• Goal:
Copy every line of the entries that includes the word "Peppers".

• Dataset excerpts:
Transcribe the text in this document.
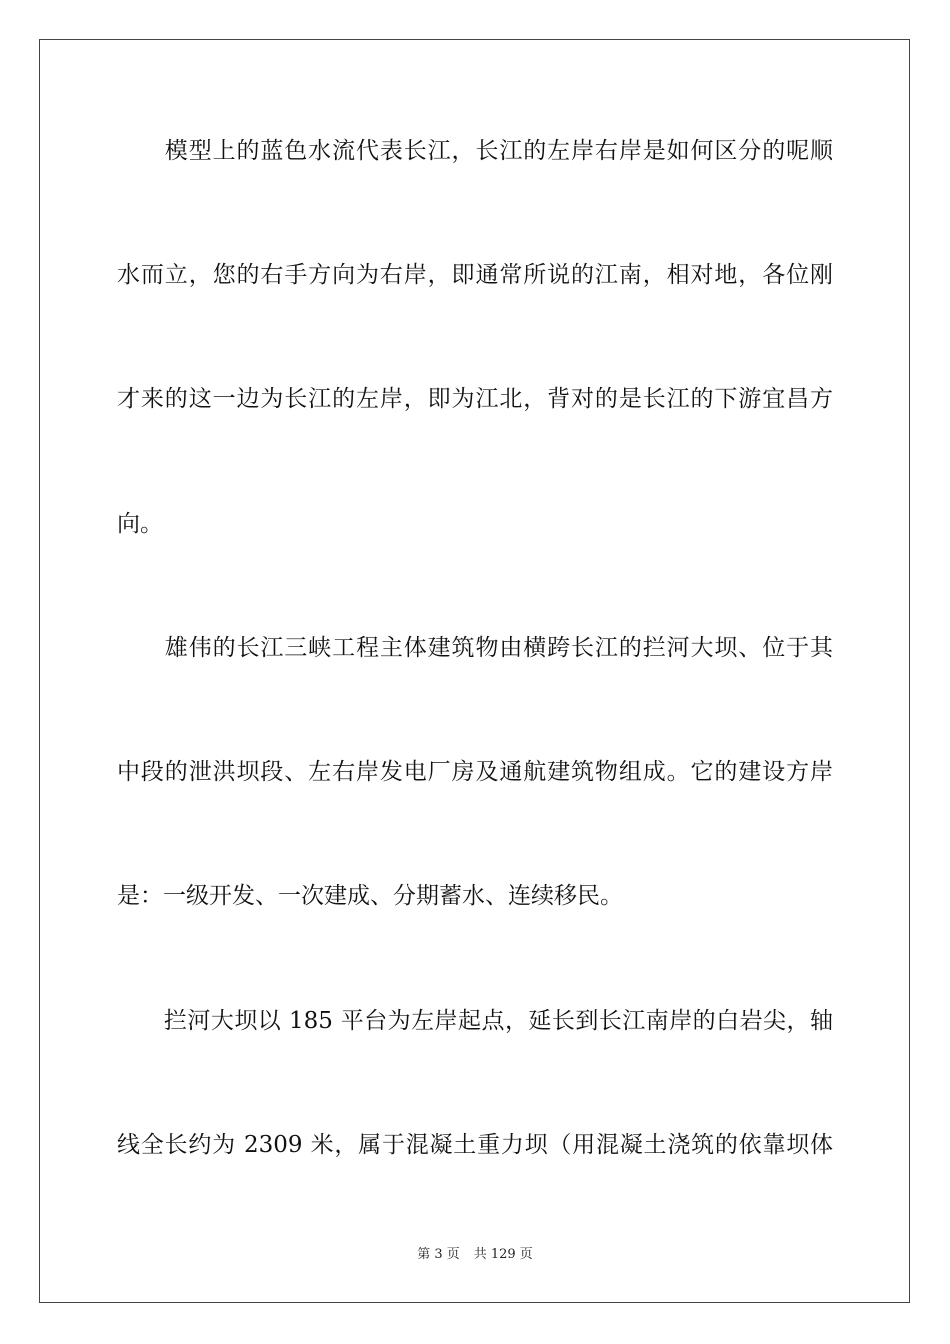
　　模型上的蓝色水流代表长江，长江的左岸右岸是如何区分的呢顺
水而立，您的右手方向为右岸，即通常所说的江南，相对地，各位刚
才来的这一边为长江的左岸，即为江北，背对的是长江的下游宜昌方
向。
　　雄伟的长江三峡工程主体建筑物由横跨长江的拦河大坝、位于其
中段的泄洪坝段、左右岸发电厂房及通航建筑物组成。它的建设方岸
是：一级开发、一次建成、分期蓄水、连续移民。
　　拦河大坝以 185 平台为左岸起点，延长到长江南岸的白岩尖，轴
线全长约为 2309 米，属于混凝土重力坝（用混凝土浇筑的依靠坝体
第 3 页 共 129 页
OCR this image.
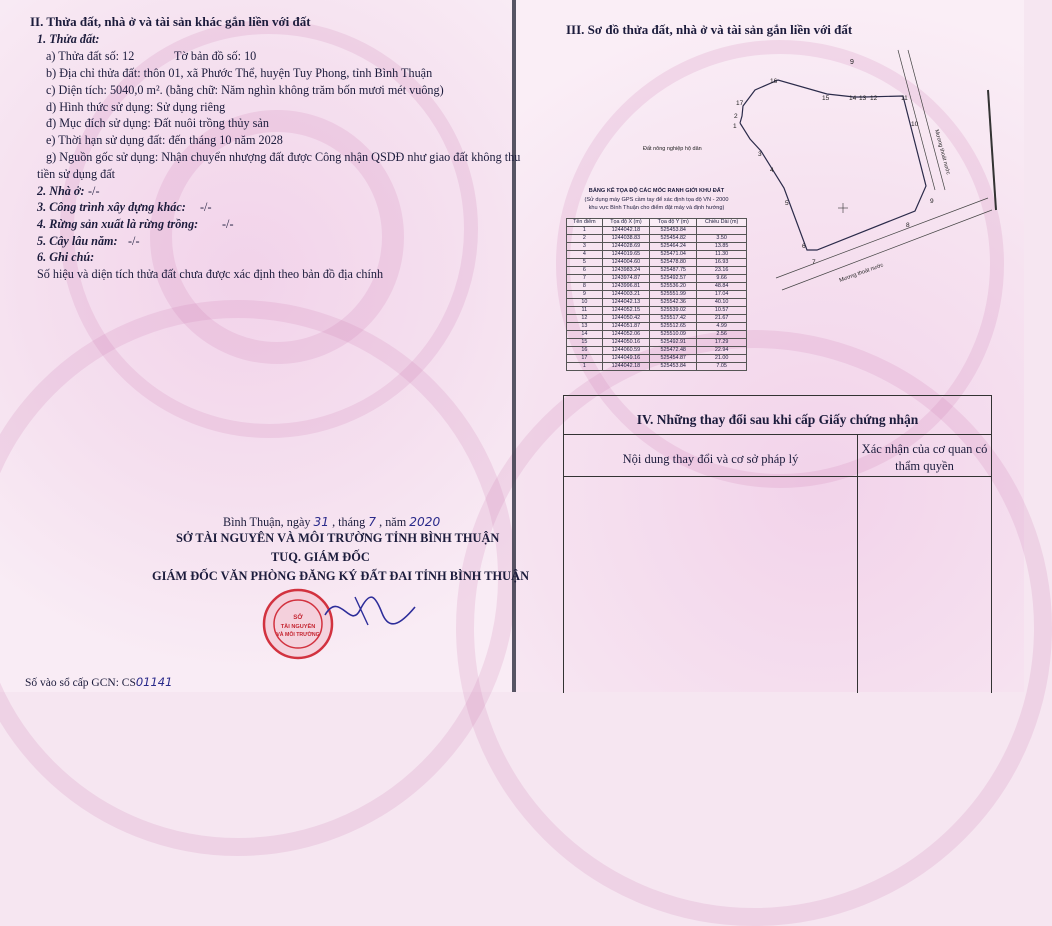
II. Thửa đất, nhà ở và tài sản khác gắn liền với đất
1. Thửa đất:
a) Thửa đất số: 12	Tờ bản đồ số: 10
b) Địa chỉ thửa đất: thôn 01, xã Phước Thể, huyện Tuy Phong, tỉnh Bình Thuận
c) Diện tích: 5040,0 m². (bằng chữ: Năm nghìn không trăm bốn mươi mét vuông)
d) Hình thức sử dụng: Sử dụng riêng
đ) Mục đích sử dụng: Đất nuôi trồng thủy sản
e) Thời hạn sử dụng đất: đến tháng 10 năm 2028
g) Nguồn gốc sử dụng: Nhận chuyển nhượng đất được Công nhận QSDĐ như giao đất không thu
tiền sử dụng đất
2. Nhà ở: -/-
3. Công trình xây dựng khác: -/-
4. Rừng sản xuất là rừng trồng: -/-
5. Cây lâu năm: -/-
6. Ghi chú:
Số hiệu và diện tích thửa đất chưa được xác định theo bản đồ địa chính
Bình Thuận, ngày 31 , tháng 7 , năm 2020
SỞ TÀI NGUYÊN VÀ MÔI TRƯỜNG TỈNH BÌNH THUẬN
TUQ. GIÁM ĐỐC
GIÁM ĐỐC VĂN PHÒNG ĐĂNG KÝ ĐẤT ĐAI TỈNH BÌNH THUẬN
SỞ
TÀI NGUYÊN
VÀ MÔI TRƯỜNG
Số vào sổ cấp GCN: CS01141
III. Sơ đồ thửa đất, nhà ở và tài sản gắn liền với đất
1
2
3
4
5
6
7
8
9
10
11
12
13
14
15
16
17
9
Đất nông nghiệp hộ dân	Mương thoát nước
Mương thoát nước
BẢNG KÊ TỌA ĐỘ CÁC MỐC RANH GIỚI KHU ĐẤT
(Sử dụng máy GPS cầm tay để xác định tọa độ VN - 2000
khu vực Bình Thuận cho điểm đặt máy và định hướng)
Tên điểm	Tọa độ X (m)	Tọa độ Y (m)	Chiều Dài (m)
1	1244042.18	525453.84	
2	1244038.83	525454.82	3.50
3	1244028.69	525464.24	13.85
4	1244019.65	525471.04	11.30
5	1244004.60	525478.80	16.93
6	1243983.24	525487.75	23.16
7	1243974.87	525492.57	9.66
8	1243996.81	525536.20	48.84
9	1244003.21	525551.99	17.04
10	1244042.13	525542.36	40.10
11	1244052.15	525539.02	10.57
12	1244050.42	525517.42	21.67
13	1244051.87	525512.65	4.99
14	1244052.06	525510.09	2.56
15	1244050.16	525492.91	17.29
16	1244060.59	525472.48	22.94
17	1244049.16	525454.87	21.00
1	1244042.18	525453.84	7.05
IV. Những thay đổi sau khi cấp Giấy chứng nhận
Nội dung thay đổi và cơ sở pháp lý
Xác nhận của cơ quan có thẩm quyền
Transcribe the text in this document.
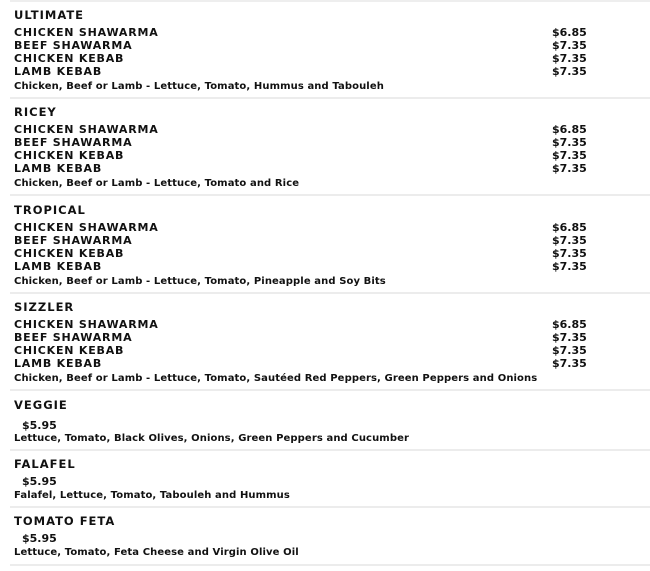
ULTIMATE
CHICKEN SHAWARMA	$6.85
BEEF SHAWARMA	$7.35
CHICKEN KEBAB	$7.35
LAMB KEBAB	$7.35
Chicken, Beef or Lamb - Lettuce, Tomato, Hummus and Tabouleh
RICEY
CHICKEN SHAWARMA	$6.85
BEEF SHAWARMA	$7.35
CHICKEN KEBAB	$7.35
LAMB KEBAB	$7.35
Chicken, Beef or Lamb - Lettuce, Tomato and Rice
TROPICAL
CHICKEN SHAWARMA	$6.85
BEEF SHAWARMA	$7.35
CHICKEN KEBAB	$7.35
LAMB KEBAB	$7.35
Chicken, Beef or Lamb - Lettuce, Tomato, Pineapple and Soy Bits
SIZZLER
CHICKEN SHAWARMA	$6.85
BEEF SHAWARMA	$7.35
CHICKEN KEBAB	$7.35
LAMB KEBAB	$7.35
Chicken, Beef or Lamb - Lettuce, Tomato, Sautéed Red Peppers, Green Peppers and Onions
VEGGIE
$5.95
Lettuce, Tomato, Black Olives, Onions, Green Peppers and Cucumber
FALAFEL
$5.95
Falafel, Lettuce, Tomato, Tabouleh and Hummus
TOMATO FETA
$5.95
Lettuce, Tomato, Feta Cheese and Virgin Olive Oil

• Response to this exercise:
Chicken, Beef or Lamb - Lettuce, Tomato, Sautéed Red Peppers, Green Peppers and Onions
Lettuce, Tomato, Black Olives, Onions, Green Peppers and Cucumber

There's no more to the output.